What you will do:
Rewrite the saved entries starting with the line with "tab-servers[interactable]: Servers [570, 489, 624, 505]" and going on through the line with "menu-file[interactable]: File [0, 19, 25, 35]", replacing "interactable" with "clickable" and leaving everything else unchanged.

Saved entries:
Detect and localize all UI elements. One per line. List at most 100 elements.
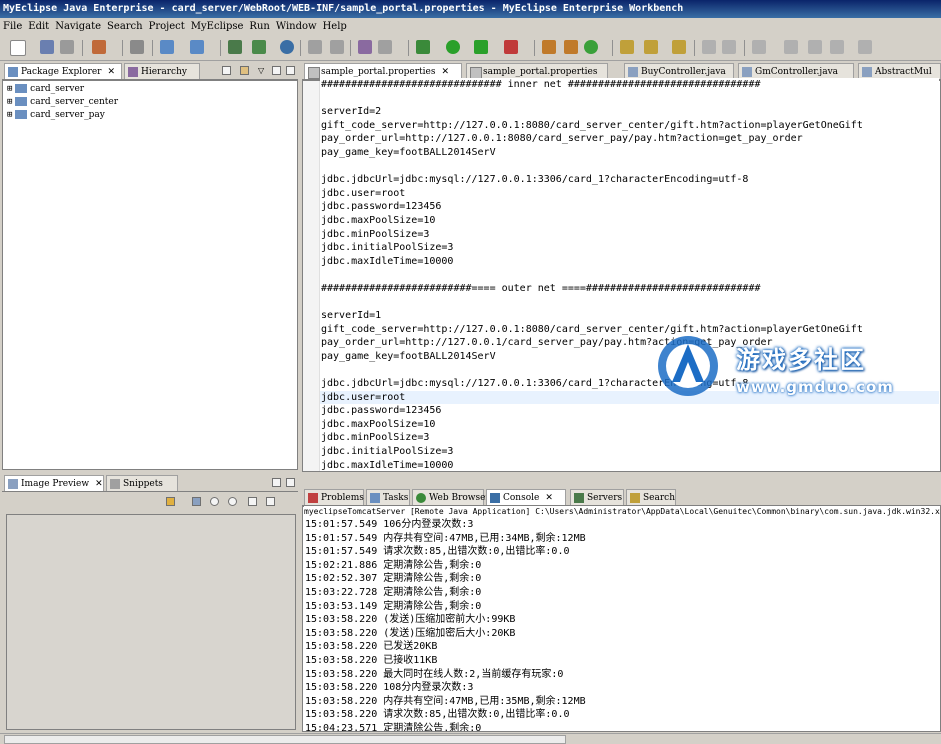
tab-servers[interactable]: Servers [570, 489, 624, 505]
tab-hierarchy[interactable]: Hierarchy [124, 63, 200, 79]
tab-snippets[interactable]: Snippets [106, 475, 178, 491]
tab-problems[interactable]: Problems [304, 489, 364, 505]
print-icon[interactable] [60, 40, 74, 54]
tab-problems-label: Problems [321, 493, 364, 503]
server-icon[interactable] [252, 40, 266, 54]
new-icon[interactable] [10, 40, 26, 56]
editor-line: gift_code_server=http://127.0.0.1:8080/c… [321, 119, 863, 131]
open-type-icon[interactable] [130, 40, 144, 54]
menu-file[interactable]: File [0, 19, 25, 35]
browser-icon[interactable] [280, 40, 294, 54]
fit-icon[interactable] [192, 497, 201, 506]
pencil-icon[interactable] [644, 40, 658, 54]
deploy-icon[interactable] [228, 40, 242, 54]
refresh-preview-icon[interactable] [166, 497, 175, 506]
menu-help[interactable]: Help [320, 19, 350, 35]
folder-icon[interactable] [308, 40, 322, 54]
annotation2-icon[interactable] [784, 40, 798, 54]
wizard-icon[interactable] [160, 40, 174, 54]
menu-window[interactable]: Window [273, 19, 320, 35]
external-tools-icon[interactable] [504, 40, 518, 54]
settings-icon[interactable] [378, 40, 392, 54]
run-icon[interactable] [446, 40, 460, 54]
back-icon[interactable] [830, 40, 844, 54]
editor-tab-label: GmController.java [755, 67, 839, 77]
close-icon[interactable]: ✕ [107, 67, 115, 77]
maximize-icon[interactable] [286, 66, 295, 75]
menu-navigate[interactable]: Navigate [52, 19, 104, 35]
page-icon[interactable] [702, 40, 716, 54]
annotation-icon[interactable] [752, 40, 766, 54]
last-edit-icon[interactable] [808, 40, 822, 54]
tree-item-card-server-pay[interactable]: ⊞ card_server_pay [7, 109, 118, 122]
menu-myeclipse[interactable]: MyEclipse [188, 19, 247, 35]
menu-search[interactable]: Search [104, 19, 146, 35]
tab-tasks[interactable]: Tasks [366, 489, 410, 505]
close-icon[interactable]: ✕ [442, 67, 450, 77]
editor-tab-gmcontroller[interactable]: GmController.java [738, 63, 854, 79]
tab-package-explorer[interactable]: Package Explorer ✕ [4, 63, 122, 79]
editor-tab-sample-portal[interactable]: sample_portal.properties [466, 63, 608, 79]
view-menu-icon[interactable]: ▽ [258, 66, 267, 75]
editor-tab-abstractmul[interactable]: AbstractMul [858, 63, 941, 79]
globe-icon [416, 493, 426, 503]
run-config-icon[interactable] [474, 40, 488, 54]
close-icon[interactable]: ✕ [545, 493, 553, 503]
editor-line: jdbc.initialPoolSize=3 [321, 446, 454, 458]
new-class-icon[interactable] [542, 40, 556, 54]
open-folder-icon[interactable] [620, 40, 634, 54]
editor-tab-buycontroller[interactable]: BuyController.java [624, 63, 734, 79]
zoom-in-icon[interactable] [228, 497, 237, 506]
zoom-out-icon[interactable] [210, 497, 219, 506]
tab-search[interactable]: Search [626, 489, 676, 505]
db-icon[interactable] [358, 40, 372, 54]
actual-size-icon[interactable] [248, 497, 257, 506]
java-file-icon [742, 67, 752, 77]
tab-console[interactable]: Console ✕ [486, 489, 566, 505]
console-line: 15:03:22.728 定期清除公告,剩余:0 [305, 586, 482, 598]
hierarchy-icon [128, 67, 138, 77]
save-icon[interactable] [40, 40, 54, 54]
tab-search-label: Search [643, 493, 675, 503]
bookmark-icon[interactable] [672, 40, 686, 54]
problems-icon [308, 493, 318, 503]
console-line: 15:04:23.571 定期清除公告,剩余:0 [305, 722, 482, 731]
new-interface-icon[interactable] [584, 40, 598, 54]
console-line: 15:03:58.220 (发送)压缩加密前大小:99KB [305, 614, 516, 626]
new-package-icon[interactable] [564, 40, 578, 54]
console-output[interactable]: 15:01:57.549 106分内登录次数:3 15:01:57.549 内存共… [304, 518, 940, 731]
wizard2-icon[interactable] [190, 40, 204, 54]
left-tab-row: Package Explorer ✕ Hierarchy ▽ [2, 62, 298, 80]
page2-icon[interactable] [722, 40, 736, 54]
new-project-icon[interactable] [92, 40, 106, 54]
zoom-fit-icon[interactable] [266, 497, 275, 506]
preview-tab-row: Image Preview ✕ Snippets [2, 474, 298, 492]
editor-tab-sample-portal-active[interactable]: sample_portal.properties ✕ [304, 63, 462, 79]
tree-item-card-server-center[interactable]: ⊞ card_server_center [7, 96, 118, 109]
minimize-icon[interactable] [272, 66, 281, 75]
menu-run[interactable]: Run [246, 19, 272, 35]
menu-bar: File Edit Navigate Search Project MyEclipse Ru… [0, 19, 941, 35]
menu-project[interactable]: Project [146, 19, 188, 35]
refresh-icon[interactable] [330, 40, 344, 54]
tab-package-explorer-label: Package Explorer [21, 67, 102, 77]
editor-text[interactable]: ############################## inner net… [320, 78, 939, 470]
close-icon[interactable]: ✕ [95, 479, 103, 489]
maximize-icon[interactable] [286, 478, 295, 487]
tab-image-preview[interactable]: Image Preview ✕ [4, 475, 104, 491]
tab-image-preview-label: Image Preview [21, 479, 90, 489]
minimize-icon[interactable] [272, 478, 281, 487]
tab-web-browser[interactable]: Web Browser [412, 489, 490, 505]
editor-line: #########################==== outer net … [321, 282, 761, 294]
link-editor-icon[interactable] [240, 66, 249, 75]
tree-item-card-server[interactable]: ⊞ card_server [7, 83, 118, 96]
menu-edit[interactable]: Edit [25, 19, 52, 35]
tab-console-label: Console [503, 493, 540, 503]
forward-icon[interactable] [858, 40, 872, 54]
debug-icon[interactable] [416, 40, 430, 54]
console-line: 15:03:53.149 定期清除公告,剩余:0 [305, 600, 482, 612]
status-bar [0, 733, 941, 744]
collapse-all-icon[interactable] [222, 66, 231, 75]
editor-tab-label: sample_portal.properties [321, 67, 436, 77]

Written response:
tab-servers[clickable]: Servers [570, 489, 624, 505]
tab-hierarchy[clickable]: Hierarchy [124, 63, 200, 79]
tab-snippets[clickable]: Snippets [106, 475, 178, 491]
tab-problems[clickable]: Problems [304, 489, 364, 505]
print-icon[clickable] [60, 40, 74, 54]
tab-problems-label: Problems [321, 493, 364, 503]
server-icon[clickable] [252, 40, 266, 54]
new-icon[clickable] [10, 40, 26, 56]
editor-line: gift_code_server=http://127.0.0.1:8080/c… [321, 119, 863, 131]
open-type-icon[clickable] [130, 40, 144, 54]
menu-file[clickable]: File [0, 19, 25, 35]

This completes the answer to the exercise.